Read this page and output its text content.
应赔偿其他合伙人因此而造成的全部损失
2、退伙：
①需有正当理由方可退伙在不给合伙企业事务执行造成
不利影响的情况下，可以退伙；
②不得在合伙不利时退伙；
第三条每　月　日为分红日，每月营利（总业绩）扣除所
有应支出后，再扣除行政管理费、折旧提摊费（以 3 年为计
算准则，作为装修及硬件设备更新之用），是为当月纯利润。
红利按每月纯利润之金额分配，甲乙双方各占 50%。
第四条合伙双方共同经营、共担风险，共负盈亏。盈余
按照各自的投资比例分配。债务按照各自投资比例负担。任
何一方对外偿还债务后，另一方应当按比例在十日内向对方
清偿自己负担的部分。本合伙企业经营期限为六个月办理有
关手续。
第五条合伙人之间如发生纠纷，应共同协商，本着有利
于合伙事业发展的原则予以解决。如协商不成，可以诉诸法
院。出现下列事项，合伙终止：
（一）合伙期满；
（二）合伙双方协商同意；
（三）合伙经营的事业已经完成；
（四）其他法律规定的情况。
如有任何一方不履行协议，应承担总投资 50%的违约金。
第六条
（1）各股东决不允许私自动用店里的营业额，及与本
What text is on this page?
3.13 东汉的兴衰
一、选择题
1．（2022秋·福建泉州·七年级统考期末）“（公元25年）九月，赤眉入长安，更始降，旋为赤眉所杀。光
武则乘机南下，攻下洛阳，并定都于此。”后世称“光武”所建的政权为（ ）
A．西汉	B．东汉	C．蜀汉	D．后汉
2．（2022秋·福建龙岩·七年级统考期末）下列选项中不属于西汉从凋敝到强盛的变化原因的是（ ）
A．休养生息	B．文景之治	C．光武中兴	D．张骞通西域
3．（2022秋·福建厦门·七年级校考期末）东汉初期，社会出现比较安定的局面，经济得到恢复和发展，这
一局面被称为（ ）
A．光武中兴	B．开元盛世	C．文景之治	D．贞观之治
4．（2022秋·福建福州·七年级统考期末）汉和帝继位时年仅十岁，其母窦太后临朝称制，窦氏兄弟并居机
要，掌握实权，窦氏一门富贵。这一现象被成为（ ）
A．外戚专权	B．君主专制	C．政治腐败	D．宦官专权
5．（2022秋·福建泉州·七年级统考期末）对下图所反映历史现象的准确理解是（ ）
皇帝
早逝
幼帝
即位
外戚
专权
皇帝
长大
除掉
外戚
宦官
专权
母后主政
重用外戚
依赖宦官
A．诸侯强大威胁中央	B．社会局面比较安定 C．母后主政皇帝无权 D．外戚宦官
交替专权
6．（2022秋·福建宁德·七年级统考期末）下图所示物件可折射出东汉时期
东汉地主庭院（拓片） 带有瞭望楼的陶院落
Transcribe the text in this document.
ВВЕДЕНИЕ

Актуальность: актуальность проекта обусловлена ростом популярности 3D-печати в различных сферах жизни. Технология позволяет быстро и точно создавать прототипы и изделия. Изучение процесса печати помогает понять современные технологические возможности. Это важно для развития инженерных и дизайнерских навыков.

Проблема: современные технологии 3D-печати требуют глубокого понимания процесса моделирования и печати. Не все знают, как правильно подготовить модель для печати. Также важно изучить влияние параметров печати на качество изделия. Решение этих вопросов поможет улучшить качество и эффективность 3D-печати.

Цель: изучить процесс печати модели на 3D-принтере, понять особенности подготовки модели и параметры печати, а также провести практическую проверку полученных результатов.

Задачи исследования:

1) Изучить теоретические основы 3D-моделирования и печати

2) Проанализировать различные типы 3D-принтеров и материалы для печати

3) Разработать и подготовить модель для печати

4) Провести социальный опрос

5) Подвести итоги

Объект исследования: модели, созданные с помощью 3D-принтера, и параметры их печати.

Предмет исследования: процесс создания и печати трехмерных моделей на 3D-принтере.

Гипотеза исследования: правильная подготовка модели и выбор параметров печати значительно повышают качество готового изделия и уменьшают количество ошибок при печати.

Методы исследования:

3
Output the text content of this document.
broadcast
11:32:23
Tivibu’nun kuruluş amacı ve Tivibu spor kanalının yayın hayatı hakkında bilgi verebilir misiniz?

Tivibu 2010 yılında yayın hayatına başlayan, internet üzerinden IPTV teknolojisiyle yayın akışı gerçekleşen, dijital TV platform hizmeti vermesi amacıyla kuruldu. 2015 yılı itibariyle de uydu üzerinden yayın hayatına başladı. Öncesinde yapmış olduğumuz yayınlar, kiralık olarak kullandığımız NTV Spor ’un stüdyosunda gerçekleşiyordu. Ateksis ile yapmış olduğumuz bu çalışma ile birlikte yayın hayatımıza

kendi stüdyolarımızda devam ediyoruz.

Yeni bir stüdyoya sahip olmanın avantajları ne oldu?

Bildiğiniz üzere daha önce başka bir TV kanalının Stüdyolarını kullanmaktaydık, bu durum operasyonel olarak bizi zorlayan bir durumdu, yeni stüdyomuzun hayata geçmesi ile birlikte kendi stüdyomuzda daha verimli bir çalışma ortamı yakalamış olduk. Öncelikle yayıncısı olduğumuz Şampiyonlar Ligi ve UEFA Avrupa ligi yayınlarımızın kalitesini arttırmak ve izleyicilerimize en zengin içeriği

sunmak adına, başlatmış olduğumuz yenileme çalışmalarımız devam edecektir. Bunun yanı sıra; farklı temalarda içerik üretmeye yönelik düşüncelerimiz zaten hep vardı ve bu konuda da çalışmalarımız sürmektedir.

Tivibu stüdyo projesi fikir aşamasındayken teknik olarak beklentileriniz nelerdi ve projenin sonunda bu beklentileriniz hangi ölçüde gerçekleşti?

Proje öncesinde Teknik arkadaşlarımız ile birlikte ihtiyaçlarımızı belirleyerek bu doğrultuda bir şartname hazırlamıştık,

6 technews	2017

• _Instruction_:
Starting at the line that contains "Output the text content of this document.", output each remaining line of the listing, the last line included, exactly as it appears.

• _Problem solution_:
Output the text content of this document.
broadcast
11:32:23
Tivibu’nun kuruluş amacı ve Tivibu spor kanalının yayın hayatı hakkında bilgi verebilir misiniz?

Tivibu 2010 yılında yayın hayatına başlayan, internet üzerinden IPTV teknolojisiyle yayın akışı gerçekleşen, dijital TV platform hizmeti vermesi amacıyla kuruldu. 2015 yılı itibariyle de uydu üzerinden yayın hayatına başladı. Öncesinde yapmış olduğumuz yayınlar, kiralık olarak kullandığımız NTV Spor ’un stüdyosunda gerçekleşiyordu. Ateksis ile yapmış olduğumuz bu çalışma ile birlikte yayın hayatımıza

kendi stüdyolarımızda devam ediyoruz.

Yeni bir stüdyoya sahip olmanın avantajları ne oldu?

Bildiğiniz üzere daha önce başka bir TV kanalının Stüdyolarını kullanmaktaydık, bu durum operasyonel olarak bizi zorlayan bir durumdu, yeni stüdyomuzun hayata geçmesi ile birlikte kendi stüdyomuzda daha verimli bir çalışma ortamı yakalamış olduk. Öncelikle yayıncısı olduğumuz Şampiyonlar Ligi ve UEFA Avrupa ligi yayınlarımızın kalitesini arttırmak ve izleyicilerimize en zengin içeriği

sunmak adına, başlatmış olduğumuz yenileme çalışmalarımız devam edecektir. Bunun yanı sıra; farklı temalarda içerik üretmeye yönelik düşüncelerimiz zaten hep vardı ve bu konuda da çalışmalarımız sürmektedir.

Tivibu stüdyo projesi fikir aşamasındayken teknik olarak beklentileriniz nelerdi ve projenin sonunda bu beklentileriniz hangi ölçüde gerçekleşti?

Proje öncesinde Teknik arkadaşlarımız ile birlikte ihtiyaçlarımızı belirleyerek bu doğrultuda bir şartname hazırlamıştık,

6 technews	2017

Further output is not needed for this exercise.